Exercise inputs –
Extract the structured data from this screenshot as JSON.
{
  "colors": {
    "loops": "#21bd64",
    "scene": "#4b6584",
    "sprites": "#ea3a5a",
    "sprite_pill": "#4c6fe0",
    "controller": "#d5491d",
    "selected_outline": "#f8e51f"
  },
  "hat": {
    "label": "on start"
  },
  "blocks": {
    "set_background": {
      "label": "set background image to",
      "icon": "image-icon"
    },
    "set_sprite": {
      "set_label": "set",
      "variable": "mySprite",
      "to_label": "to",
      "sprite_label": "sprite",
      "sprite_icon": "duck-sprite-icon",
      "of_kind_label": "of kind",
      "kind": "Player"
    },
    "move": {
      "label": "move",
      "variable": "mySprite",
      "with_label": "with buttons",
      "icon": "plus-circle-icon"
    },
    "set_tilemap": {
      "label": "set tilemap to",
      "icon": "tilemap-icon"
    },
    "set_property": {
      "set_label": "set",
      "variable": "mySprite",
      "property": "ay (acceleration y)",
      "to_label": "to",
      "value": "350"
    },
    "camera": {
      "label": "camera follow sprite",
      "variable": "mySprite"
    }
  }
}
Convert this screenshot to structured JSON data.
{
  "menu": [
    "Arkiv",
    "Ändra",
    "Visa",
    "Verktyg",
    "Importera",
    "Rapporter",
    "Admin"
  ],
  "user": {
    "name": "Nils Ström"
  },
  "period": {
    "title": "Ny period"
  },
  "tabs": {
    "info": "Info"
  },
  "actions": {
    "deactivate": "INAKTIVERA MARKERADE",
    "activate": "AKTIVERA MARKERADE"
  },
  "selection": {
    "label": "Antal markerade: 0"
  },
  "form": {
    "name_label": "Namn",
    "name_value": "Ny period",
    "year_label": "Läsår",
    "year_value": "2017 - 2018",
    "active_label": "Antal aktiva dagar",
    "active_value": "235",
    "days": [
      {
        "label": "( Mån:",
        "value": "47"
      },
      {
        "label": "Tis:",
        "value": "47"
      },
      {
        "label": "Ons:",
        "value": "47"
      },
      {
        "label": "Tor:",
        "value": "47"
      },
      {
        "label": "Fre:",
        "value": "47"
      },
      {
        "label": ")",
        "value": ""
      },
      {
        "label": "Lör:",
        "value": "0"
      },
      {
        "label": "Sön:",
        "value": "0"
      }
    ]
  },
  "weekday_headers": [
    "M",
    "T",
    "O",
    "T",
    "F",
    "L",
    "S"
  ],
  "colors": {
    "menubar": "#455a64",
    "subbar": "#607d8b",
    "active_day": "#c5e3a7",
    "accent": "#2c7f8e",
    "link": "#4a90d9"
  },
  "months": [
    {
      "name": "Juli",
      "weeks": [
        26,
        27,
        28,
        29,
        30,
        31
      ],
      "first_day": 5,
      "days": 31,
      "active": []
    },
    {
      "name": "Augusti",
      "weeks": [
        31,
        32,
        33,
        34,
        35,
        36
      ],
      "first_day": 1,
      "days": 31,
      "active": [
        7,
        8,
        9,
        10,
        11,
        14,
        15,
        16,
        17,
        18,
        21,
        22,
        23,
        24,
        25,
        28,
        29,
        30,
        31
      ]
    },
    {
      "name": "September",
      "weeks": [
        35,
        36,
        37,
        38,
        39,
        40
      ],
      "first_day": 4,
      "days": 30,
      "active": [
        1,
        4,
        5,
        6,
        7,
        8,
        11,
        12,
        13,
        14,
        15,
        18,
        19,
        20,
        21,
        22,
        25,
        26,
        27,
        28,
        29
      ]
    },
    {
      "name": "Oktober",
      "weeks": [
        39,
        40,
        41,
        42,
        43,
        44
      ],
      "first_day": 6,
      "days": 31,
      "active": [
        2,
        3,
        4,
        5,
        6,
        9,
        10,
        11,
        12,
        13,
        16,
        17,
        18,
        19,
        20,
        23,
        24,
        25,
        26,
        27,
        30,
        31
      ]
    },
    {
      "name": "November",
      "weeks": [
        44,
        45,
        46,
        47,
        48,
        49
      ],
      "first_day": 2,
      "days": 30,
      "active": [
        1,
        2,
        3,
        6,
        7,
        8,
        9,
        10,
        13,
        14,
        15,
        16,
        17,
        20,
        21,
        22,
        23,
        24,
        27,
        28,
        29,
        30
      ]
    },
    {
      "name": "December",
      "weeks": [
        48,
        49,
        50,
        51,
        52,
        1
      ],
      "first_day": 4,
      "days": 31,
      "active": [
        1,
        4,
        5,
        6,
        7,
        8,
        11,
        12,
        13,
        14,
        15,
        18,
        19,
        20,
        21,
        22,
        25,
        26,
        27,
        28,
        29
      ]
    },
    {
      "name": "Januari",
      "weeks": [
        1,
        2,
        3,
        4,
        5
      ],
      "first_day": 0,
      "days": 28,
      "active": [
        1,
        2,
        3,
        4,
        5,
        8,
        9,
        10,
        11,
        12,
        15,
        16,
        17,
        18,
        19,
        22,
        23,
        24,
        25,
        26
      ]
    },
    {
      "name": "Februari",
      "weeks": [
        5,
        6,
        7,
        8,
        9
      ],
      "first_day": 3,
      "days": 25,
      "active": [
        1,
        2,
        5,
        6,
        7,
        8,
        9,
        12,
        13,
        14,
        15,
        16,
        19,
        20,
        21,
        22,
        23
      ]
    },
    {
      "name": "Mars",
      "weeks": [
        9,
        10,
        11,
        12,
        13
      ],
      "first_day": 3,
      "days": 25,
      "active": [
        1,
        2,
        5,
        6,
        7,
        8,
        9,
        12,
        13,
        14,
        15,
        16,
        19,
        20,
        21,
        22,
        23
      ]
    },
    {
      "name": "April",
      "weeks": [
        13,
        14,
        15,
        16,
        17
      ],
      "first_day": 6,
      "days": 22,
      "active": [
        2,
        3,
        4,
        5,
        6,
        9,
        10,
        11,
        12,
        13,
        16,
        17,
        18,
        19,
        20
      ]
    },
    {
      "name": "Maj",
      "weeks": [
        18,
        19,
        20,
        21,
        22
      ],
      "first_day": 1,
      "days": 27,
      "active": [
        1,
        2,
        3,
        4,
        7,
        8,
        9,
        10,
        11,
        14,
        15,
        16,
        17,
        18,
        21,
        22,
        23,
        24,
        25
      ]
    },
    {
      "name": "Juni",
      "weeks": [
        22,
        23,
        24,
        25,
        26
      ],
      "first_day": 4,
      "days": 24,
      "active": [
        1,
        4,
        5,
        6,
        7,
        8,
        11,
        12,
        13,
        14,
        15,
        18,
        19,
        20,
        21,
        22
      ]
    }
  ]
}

Written request – Take each line containing the string "icon" and copy it out.

Written response –
      "icon": "image-icon"
      "sprite_icon": "duck-sprite-icon",
      "icon": "plus-circle-icon"
      "icon": "tilemap-icon"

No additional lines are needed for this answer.